* _Stored records_
## Start

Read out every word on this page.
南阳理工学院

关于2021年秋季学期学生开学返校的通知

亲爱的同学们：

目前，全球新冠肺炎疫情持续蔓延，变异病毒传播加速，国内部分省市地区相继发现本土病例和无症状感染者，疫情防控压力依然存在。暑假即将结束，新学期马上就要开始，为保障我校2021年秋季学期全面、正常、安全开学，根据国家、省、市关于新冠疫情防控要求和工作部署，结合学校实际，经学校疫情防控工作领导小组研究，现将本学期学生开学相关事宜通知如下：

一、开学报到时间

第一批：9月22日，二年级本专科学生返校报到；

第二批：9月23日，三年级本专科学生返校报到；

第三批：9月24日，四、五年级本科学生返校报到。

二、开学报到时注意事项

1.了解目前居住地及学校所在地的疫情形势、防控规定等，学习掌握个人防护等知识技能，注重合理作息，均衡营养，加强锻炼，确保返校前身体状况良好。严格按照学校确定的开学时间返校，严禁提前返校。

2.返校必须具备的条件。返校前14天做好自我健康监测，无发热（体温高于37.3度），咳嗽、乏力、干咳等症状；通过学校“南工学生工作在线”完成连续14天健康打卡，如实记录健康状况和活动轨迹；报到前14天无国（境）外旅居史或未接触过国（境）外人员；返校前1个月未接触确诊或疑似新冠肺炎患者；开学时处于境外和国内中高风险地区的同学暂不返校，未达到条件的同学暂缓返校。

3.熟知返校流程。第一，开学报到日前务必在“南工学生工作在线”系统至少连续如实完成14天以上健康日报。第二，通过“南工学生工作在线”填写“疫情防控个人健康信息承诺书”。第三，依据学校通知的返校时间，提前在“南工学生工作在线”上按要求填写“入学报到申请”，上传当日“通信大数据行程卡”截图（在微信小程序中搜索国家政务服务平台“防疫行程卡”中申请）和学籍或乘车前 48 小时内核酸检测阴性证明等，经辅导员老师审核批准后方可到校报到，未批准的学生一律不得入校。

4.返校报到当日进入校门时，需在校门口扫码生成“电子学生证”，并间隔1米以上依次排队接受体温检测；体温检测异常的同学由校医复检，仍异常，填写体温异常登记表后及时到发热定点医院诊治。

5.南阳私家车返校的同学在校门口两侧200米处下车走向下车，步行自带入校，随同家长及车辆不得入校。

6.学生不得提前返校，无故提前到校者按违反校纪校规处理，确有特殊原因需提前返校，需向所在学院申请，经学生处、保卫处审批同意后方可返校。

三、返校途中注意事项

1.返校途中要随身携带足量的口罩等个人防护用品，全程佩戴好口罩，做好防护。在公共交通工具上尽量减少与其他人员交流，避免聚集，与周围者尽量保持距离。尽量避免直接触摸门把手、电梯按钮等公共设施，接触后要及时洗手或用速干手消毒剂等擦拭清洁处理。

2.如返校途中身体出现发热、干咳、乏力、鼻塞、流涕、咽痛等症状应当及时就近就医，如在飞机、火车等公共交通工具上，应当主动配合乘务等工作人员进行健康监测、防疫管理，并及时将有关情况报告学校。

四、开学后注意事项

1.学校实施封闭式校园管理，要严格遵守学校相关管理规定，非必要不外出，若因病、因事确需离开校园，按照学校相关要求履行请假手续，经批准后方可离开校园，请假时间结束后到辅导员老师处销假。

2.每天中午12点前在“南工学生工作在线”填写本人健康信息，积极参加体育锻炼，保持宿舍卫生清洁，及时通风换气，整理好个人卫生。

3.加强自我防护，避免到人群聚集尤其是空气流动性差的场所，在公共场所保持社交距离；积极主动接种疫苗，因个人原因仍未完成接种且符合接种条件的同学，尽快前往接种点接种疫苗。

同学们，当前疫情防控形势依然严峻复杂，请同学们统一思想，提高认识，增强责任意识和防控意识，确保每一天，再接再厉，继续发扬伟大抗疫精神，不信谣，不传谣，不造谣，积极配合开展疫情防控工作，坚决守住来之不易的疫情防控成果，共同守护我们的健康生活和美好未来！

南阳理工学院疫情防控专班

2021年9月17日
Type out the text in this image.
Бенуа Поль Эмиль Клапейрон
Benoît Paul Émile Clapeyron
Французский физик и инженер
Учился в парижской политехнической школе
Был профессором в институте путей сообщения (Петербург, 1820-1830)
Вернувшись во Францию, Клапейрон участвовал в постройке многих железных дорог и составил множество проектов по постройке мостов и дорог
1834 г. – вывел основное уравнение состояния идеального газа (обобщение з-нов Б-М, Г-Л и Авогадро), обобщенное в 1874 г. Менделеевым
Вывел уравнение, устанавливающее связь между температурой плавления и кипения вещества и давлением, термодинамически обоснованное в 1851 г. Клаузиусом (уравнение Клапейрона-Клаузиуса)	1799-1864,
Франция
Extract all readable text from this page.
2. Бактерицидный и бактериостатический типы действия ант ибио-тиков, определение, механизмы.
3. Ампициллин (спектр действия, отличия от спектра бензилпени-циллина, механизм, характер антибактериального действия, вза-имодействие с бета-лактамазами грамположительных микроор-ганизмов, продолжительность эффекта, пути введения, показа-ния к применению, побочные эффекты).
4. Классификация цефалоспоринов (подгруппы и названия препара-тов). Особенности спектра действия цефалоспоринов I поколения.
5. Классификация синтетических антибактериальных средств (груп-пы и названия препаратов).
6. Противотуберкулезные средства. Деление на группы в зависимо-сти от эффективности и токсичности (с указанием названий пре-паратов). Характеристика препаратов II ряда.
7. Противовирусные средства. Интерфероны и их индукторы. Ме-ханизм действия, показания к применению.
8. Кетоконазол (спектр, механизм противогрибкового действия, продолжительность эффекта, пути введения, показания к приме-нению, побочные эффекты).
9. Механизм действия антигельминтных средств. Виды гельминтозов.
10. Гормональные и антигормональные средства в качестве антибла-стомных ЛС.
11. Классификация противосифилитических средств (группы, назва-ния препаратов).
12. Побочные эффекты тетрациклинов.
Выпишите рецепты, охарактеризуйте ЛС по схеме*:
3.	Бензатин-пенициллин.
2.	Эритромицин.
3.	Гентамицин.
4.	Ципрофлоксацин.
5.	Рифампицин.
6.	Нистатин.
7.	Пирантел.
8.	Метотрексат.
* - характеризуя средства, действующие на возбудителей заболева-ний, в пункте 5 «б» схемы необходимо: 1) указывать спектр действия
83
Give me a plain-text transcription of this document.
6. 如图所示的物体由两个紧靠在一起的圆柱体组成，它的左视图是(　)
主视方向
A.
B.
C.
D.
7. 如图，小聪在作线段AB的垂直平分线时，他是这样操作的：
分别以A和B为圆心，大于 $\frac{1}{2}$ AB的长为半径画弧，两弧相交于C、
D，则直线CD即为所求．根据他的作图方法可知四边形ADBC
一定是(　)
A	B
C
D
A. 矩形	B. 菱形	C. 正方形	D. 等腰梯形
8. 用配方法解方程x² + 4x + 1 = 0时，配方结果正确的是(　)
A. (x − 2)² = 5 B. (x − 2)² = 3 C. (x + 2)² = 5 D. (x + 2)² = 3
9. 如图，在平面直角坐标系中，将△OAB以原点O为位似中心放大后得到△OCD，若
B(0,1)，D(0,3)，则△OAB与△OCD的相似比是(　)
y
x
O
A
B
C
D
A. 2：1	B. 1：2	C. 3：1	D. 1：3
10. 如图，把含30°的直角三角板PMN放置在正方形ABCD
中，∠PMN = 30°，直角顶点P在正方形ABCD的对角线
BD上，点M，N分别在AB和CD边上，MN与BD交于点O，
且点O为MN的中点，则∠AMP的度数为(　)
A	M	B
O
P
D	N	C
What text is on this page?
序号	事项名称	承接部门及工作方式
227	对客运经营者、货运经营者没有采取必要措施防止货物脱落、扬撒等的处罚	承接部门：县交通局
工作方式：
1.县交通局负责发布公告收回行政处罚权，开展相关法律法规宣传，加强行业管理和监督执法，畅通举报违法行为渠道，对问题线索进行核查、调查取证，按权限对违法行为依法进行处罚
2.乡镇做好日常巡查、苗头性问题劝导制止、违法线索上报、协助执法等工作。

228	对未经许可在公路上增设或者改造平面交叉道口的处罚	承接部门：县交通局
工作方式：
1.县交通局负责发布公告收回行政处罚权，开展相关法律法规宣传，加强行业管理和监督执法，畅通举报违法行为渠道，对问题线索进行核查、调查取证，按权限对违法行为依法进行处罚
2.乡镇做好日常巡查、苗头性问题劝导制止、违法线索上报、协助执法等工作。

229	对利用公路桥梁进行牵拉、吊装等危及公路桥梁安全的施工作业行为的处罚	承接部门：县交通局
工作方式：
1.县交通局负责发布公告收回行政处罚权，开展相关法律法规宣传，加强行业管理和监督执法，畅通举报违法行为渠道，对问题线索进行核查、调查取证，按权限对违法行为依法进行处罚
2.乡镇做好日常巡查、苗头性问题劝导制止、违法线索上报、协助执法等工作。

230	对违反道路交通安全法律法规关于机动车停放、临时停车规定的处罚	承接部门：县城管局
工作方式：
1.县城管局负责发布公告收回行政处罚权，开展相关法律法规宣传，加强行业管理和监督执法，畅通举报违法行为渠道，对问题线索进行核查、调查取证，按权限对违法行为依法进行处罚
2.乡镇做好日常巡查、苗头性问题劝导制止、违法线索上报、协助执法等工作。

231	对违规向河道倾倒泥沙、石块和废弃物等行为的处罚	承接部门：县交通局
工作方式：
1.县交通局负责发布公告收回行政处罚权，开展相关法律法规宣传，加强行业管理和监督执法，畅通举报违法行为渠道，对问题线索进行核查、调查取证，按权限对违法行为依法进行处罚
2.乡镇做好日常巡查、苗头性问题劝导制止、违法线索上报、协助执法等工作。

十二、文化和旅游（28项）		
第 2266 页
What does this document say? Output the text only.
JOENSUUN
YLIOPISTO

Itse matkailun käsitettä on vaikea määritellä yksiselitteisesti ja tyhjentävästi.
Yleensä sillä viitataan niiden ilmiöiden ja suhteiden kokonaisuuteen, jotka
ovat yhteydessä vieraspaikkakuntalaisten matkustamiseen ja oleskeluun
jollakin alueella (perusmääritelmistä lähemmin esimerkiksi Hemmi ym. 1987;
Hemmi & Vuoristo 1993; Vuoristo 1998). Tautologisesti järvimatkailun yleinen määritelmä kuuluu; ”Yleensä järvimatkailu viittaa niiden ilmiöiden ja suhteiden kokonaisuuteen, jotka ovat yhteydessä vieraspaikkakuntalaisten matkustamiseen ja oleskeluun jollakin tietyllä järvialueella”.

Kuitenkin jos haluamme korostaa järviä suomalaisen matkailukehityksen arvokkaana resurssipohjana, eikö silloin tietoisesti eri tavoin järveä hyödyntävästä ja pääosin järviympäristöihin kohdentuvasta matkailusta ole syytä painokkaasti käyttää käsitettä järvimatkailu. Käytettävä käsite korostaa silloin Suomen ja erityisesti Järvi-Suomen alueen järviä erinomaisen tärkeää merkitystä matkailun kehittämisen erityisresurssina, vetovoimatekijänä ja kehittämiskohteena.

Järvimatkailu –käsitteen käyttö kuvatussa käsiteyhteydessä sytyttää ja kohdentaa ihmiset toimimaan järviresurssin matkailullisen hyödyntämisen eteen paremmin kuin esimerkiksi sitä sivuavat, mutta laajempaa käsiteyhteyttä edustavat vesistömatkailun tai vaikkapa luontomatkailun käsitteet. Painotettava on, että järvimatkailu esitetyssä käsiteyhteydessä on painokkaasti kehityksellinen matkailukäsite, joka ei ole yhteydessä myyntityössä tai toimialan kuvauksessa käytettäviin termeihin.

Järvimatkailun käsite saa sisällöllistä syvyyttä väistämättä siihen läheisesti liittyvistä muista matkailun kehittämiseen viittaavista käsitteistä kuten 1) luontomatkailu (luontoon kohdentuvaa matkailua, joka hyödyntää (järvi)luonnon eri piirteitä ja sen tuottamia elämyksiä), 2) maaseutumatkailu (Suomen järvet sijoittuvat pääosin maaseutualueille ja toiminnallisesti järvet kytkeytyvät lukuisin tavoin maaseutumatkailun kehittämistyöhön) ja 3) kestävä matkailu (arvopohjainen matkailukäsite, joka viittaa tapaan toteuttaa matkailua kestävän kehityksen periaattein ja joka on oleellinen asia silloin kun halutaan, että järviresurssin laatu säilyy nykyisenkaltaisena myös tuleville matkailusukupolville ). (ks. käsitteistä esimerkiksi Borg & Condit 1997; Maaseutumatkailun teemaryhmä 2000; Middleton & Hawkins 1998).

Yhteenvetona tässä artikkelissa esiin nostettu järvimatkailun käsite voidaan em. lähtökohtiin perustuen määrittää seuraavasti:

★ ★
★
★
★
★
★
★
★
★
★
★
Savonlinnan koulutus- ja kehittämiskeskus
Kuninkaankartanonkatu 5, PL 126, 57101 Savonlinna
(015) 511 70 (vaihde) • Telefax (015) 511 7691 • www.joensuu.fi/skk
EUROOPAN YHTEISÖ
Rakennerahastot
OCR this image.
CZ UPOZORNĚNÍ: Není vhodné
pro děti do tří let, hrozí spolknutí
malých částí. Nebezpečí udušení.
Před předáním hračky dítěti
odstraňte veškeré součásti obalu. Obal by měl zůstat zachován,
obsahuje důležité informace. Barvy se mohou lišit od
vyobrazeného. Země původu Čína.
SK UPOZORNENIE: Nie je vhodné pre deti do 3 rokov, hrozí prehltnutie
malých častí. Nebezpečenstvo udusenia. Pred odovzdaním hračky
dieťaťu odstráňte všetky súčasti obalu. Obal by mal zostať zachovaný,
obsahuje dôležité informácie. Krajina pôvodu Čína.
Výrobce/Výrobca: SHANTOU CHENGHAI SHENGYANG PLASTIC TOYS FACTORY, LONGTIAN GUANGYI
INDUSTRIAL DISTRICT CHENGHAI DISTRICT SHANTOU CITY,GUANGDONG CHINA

## End

* _WORK TO BE COMPLETED_
Find each line that has the word "matkailukäsite", then copy it out.

* _TASK RESPONSE_
Järvimatkailu –käsitteen käyttö kuvatussa käsiteyhteydessä sytyttää ja kohdentaa ihmiset toimimaan järviresurssin matkailullisen hyödyntämisen eteen paremmin kuin esimerkiksi sitä sivuavat, mutta laajempaa käsiteyhteyttä edustavat vesistömatkailun tai vaikkapa luontomatkailun käsitteet. Painotettava on, että järvimatkailu esitetyssä käsiteyhteydessä on painokkaasti kehityksellinen matkailukäsite, joka ei ole yhteydessä myyntityössä tai toimialan kuvauksessa käytettäviin termeihin.
Järvimatkailun käsite saa sisällöllistä syvyyttä väistämättä siihen läheisesti liittyvistä muista matkailun kehittämiseen viittaavista käsitteistä kuten 1) luontomatkailu (luontoon kohdentuvaa matkailua, joka hyödyntää (järvi)luonnon eri piirteitä ja sen tuottamia elämyksiä), 2) maaseutumatkailu (Suomen järvet sijoittuvat pääosin maaseutualueille ja toiminnallisesti järvet kytkeytyvät lukuisin tavoin maaseutumatkailun kehittämistyöhön) ja 3) kestävä matkailu (arvopohjainen matkailukäsite, joka viittaa tapaan toteuttaa matkailua kestävän kehityksen periaattein ja joka on oleellinen asia silloin kun halutaan, että järviresurssin laatu säilyy nykyisenkaltaisena myös tuleville matkailusukupolville ). (ks. käsitteistä esimerkiksi Borg & Condit 1997; Maaseutumatkailun teemaryhmä 2000; Middleton & Hawkins 1998).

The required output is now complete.